◆ **Problem**: Keep the pictures out of the copy and print all the entries below exactly.

◆ **Material to process**:
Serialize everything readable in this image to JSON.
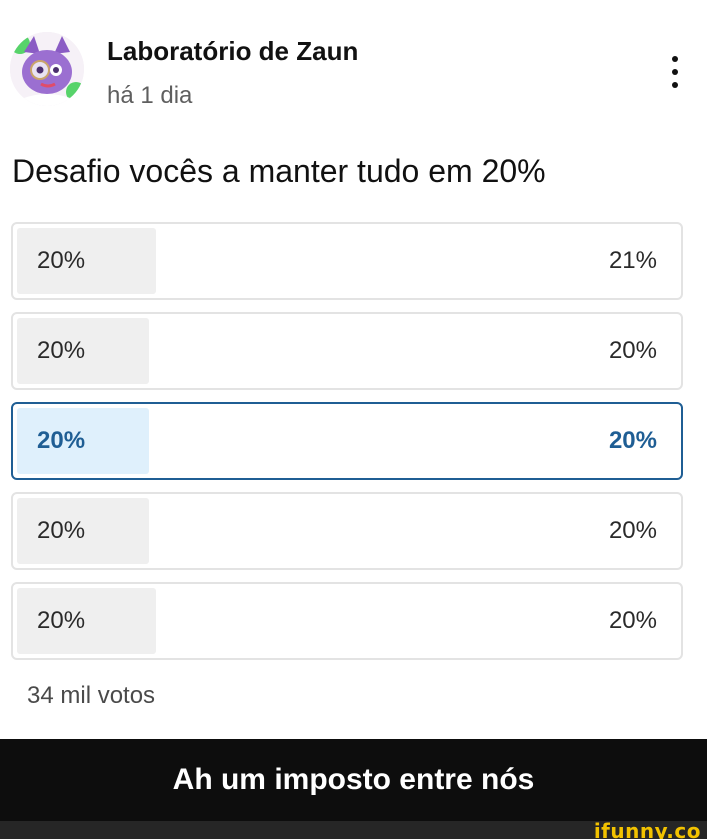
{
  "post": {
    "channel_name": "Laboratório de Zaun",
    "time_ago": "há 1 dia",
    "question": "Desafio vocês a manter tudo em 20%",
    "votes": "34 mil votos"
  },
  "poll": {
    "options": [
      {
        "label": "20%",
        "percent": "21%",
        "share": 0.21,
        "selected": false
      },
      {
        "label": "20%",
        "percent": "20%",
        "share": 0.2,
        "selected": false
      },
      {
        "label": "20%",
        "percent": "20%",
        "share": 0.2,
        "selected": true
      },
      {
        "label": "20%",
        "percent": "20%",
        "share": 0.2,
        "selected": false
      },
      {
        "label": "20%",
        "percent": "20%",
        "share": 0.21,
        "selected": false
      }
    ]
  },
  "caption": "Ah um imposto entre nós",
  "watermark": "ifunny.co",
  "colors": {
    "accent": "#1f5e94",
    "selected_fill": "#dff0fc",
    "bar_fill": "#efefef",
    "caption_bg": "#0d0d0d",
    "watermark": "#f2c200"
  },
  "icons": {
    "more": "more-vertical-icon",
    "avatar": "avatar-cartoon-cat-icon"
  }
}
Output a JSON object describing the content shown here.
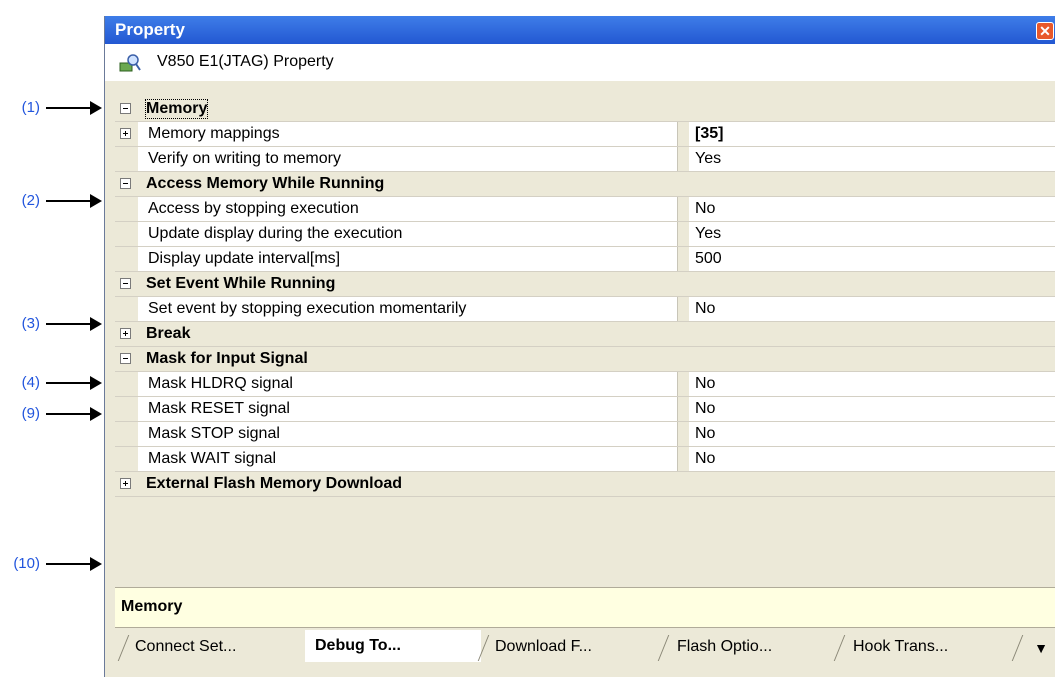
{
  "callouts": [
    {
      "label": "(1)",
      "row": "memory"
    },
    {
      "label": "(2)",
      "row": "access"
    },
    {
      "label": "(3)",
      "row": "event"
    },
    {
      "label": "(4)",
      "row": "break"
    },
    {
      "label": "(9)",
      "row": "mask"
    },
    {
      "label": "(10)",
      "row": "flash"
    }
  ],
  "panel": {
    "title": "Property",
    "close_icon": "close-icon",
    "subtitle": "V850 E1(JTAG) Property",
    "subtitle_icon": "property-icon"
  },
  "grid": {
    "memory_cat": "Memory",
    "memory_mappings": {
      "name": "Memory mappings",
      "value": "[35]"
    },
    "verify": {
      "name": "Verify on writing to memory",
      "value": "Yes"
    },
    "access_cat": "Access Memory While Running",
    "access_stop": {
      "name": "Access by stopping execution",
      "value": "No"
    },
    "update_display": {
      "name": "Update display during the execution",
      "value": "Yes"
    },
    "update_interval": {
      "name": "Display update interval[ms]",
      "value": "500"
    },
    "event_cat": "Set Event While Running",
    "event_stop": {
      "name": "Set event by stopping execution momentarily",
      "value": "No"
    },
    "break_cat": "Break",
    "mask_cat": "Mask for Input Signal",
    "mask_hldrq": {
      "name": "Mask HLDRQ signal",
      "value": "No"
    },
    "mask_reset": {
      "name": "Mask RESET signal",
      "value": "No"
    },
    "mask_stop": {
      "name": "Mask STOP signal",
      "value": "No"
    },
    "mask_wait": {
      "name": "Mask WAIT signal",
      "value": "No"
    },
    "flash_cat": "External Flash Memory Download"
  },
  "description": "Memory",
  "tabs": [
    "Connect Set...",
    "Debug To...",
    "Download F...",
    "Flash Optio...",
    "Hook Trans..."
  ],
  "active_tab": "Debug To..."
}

◆ **Response below**:
Serialize everything readable in this image to JSON.
{
  "post": {
    "channel_name": "Laboratório de Zaun",
    "time_ago": "há 1 dia",
    "question": "Desafio vocês a manter tudo em 20%",
    "votes": "34 mil votos"
  },
  "poll": {
    "options": [
      {
        "label": "20%",
        "percent": "21%",
        "share": 0.21,
        "selected": false
      },
      {
        "label": "20%",
        "percent": "20%",
        "share": 0.2,
        "selected": false
      },
      {
        "label": "20%",
        "percent": "20%",
        "share": 0.2,
        "selected": true
      },
      {
        "label": "20%",
        "percent": "20%",
        "share": 0.2,
        "selected": false
      },
      {
        "label": "20%",
        "percent": "20%",
        "share": 0.21,
        "selected": false
      }
    ]
  },
  "caption": "Ah um imposto entre nós",
  "watermark": "ifunny.co",
  "colors": {
    "accent": "#1f5e94",
    "selected_fill": "#dff0fc",
    "bar_fill": "#efefef",
    "caption_bg": "#0d0d0d",
    "watermark": "#f2c200"
  },
  "icons": {
    "more": "more-vertical-icon",
    "avatar": "avatar-cartoon-cat-icon"
  }
}
Output a JSON object describing the content shown here.
{
  "callouts": [
    {
      "label": "(1)",
      "row": "memory"
    },
    {
      "label": "(2)",
      "row": "access"
    },
    {
      "label": "(3)",
      "row": "event"
    },
    {
      "label": "(4)",
      "row": "break"
    },
    {
      "label": "(9)",
      "row": "mask"
    },
    {
      "label": "(10)",
      "row": "flash"
    }
  ],
  "panel": {
    "title": "Property",
    "close_icon": "close-icon",
    "subtitle": "V850 E1(JTAG) Property",
    "subtitle_icon": "property-icon"
  },
  "grid": {
    "memory_cat": "Memory",
    "memory_mappings": {
      "name": "Memory mappings",
      "value": "[35]"
    },
    "verify": {
      "name": "Verify on writing to memory",
      "value": "Yes"
    },
    "access_cat": "Access Memory While Running",
    "access_stop": {
      "name": "Access by stopping execution",
      "value": "No"
    },
    "update_display": {
      "name": "Update display during the execution",
      "value": "Yes"
    },
    "update_interval": {
      "name": "Display update interval[ms]",
      "value": "500"
    },
    "event_cat": "Set Event While Running",
    "event_stop": {
      "name": "Set event by stopping execution momentarily",
      "value": "No"
    },
    "break_cat": "Break",
    "mask_cat": "Mask for Input Signal",
    "mask_hldrq": {
      "name": "Mask HLDRQ signal",
      "value": "No"
    },
    "mask_reset": {
      "name": "Mask RESET signal",
      "value": "No"
    },
    "mask_stop": {
      "name": "Mask STOP signal",
      "value": "No"
    },
    "mask_wait": {
      "name": "Mask WAIT signal",
      "value": "No"
    },
    "flash_cat": "External Flash Memory Download"
  },
  "description": "Memory",
  "tabs": [
    "Connect Set...",
    "Debug To...",
    "Download F...",
    "Flash Optio...",
    "Hook Trans..."
  ],
  "active_tab": "Debug To..."
}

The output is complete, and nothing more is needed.